▸ GIVEN DATA
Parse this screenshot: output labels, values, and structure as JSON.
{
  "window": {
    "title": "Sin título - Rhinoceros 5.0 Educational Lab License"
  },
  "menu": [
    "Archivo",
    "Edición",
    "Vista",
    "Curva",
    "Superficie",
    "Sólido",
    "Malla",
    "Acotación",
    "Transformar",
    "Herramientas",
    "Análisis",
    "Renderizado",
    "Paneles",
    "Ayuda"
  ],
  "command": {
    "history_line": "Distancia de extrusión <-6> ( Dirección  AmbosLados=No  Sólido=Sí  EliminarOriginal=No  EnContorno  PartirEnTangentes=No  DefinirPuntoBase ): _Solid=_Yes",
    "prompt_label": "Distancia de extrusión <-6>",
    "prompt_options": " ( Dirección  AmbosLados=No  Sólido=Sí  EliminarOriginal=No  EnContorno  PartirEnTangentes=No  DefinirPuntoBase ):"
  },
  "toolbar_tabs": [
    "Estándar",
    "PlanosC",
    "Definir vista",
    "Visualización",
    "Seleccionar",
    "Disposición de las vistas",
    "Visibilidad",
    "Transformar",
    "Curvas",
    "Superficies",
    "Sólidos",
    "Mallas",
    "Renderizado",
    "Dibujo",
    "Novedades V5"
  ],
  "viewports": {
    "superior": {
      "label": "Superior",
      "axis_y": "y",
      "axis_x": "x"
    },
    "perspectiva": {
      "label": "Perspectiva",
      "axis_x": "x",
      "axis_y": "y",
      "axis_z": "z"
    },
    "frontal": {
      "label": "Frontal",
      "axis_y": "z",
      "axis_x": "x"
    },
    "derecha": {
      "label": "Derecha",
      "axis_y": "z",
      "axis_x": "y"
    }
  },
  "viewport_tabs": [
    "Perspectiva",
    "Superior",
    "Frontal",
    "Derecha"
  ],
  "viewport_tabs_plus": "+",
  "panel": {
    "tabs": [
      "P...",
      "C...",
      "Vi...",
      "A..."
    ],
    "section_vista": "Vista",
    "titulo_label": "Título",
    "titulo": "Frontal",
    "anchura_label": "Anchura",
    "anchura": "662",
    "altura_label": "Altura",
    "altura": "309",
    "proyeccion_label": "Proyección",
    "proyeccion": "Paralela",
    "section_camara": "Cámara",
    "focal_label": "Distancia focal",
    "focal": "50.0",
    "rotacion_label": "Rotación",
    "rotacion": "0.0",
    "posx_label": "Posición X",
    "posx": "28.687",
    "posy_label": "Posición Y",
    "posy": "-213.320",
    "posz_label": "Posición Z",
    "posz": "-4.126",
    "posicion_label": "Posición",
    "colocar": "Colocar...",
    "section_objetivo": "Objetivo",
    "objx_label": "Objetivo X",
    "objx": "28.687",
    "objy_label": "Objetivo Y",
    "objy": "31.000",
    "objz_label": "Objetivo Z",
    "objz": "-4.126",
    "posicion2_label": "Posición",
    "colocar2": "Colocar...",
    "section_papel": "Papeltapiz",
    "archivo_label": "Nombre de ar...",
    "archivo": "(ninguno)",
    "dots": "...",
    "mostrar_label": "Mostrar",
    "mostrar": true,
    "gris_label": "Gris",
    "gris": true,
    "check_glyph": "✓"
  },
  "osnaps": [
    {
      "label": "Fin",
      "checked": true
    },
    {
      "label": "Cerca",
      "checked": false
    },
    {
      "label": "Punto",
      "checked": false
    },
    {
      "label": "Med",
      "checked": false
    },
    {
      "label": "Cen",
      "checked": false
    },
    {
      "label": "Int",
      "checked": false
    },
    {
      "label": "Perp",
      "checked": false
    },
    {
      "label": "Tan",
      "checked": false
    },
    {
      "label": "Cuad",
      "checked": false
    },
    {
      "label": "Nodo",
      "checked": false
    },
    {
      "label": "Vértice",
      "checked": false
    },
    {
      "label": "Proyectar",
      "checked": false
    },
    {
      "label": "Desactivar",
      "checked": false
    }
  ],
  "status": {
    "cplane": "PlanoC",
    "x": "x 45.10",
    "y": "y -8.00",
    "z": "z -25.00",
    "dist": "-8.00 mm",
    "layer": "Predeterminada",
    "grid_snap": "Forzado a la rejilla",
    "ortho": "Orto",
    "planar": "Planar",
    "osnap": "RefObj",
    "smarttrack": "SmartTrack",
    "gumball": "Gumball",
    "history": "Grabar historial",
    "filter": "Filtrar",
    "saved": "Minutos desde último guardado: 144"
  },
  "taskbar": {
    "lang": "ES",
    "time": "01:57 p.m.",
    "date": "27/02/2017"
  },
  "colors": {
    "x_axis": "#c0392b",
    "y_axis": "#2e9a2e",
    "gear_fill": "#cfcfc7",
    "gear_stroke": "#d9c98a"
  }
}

▸ AIM OF THE EXERCISE
Using the records above, copy every line that has the word "PartirEnTangentes" in it.

▸ SOLVED EXERCISE
    "history_line": "Distancia de extrusión <-6> ( Dirección  AmbosLados=No  Sólido=Sí  EliminarOriginal=No  EnContorno  PartirEnTangentes=No  DefinirPuntoBase ): _Solid=_Yes",
    "prompt_options": " ( Dirección  AmbosLados=No  Sólido=Sí  EliminarOriginal=No  EnContorno  PartirEnTangentes=No  DefinirPuntoBase ):"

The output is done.